# GIVEN DATA

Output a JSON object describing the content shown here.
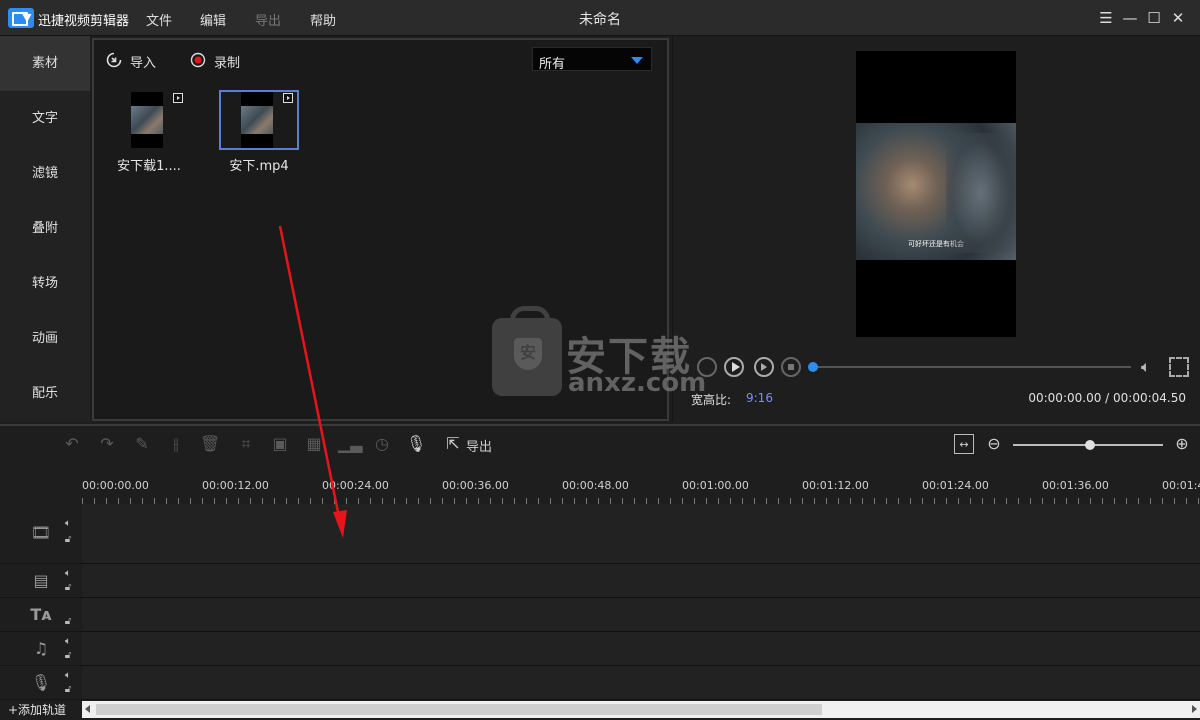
{
  "app": {
    "name": "迅捷视频剪辑器",
    "window_title": "未命名"
  },
  "menu": [
    {
      "label": "文件",
      "enabled": true
    },
    {
      "label": "编辑",
      "enabled": true
    },
    {
      "label": "导出",
      "enabled": false
    },
    {
      "label": "帮助",
      "enabled": true
    }
  ],
  "window_controls": [
    "menu-icon",
    "minimize-icon",
    "maximize-icon",
    "close-icon"
  ],
  "sidebar": {
    "items": [
      {
        "label": "素材",
        "active": true
      },
      {
        "label": "文字",
        "active": false
      },
      {
        "label": "滤镜",
        "active": false
      },
      {
        "label": "叠附",
        "active": false
      },
      {
        "label": "转场",
        "active": false
      },
      {
        "label": "动画",
        "active": false
      },
      {
        "label": "配乐",
        "active": false
      }
    ]
  },
  "library": {
    "import_label": "导入",
    "record_label": "录制",
    "filter_value": "所有",
    "items": [
      {
        "name": "安下载1....",
        "selected": false
      },
      {
        "name": "安下.mp4",
        "selected": true
      }
    ]
  },
  "preview": {
    "subtitle_text": "可好坏还是有机会",
    "aspect_label": "宽高比:",
    "aspect_value": "9:16",
    "time_current": "00:00:00.00",
    "time_total": "00:00:04.50",
    "time_readout": "00:00:00.00 / 00:00:04.50",
    "progress_fraction": 0.0
  },
  "watermark": {
    "title": "安下载",
    "domain": "anxz.com"
  },
  "toolbar": {
    "tools": [
      {
        "icon": "undo-icon",
        "enabled": false
      },
      {
        "icon": "redo-icon",
        "enabled": false
      },
      {
        "icon": "edit-icon",
        "enabled": false
      },
      {
        "icon": "split-icon",
        "enabled": false
      },
      {
        "icon": "delete-icon",
        "enabled": false
      },
      {
        "icon": "crop-icon",
        "enabled": false
      },
      {
        "icon": "freeze-frame-icon",
        "enabled": false
      },
      {
        "icon": "mosaic-icon",
        "enabled": false
      },
      {
        "icon": "audio-levels-icon",
        "enabled": false
      },
      {
        "icon": "duration-icon",
        "enabled": false
      },
      {
        "icon": "microphone-icon",
        "enabled": true
      },
      {
        "icon": "export-icon",
        "enabled": true
      }
    ],
    "export_label": "导出",
    "zoom_fraction": 0.51
  },
  "timeline": {
    "ruler_labels": [
      "00:00:00.00",
      "00:00:12.00",
      "00:00:24.00",
      "00:00:36.00",
      "00:00:48.00",
      "00:01:00.00",
      "00:01:12.00",
      "00:01:24.00",
      "00:01:36.00",
      "00:01:4"
    ],
    "tracks": [
      {
        "type": "video-main",
        "icon": "film-icon"
      },
      {
        "type": "video-overlay",
        "icon": "film-strip-icon"
      },
      {
        "type": "text",
        "icon": "text-icon"
      },
      {
        "type": "music",
        "icon": "music-icon"
      },
      {
        "type": "voice",
        "icon": "microphone-icon"
      }
    ],
    "add_track_label": "+添加轨道"
  },
  "colors": {
    "accent": "#2d8cf0",
    "aspect_value": "#7a8cff",
    "annotation_arrow": "#e8141b"
  }
}
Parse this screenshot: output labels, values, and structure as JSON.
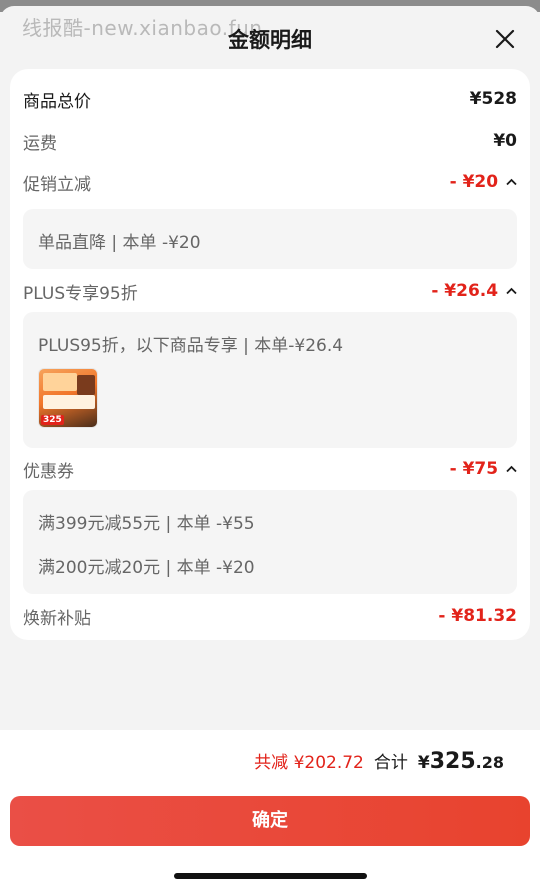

# JOB
Copy every line of the listing that includes the string "type".

# FULL ANSWER
        "type": "video-main",
        "type": "video-overlay",
        "type": "text",
        "type": "music",
        "type": "voice",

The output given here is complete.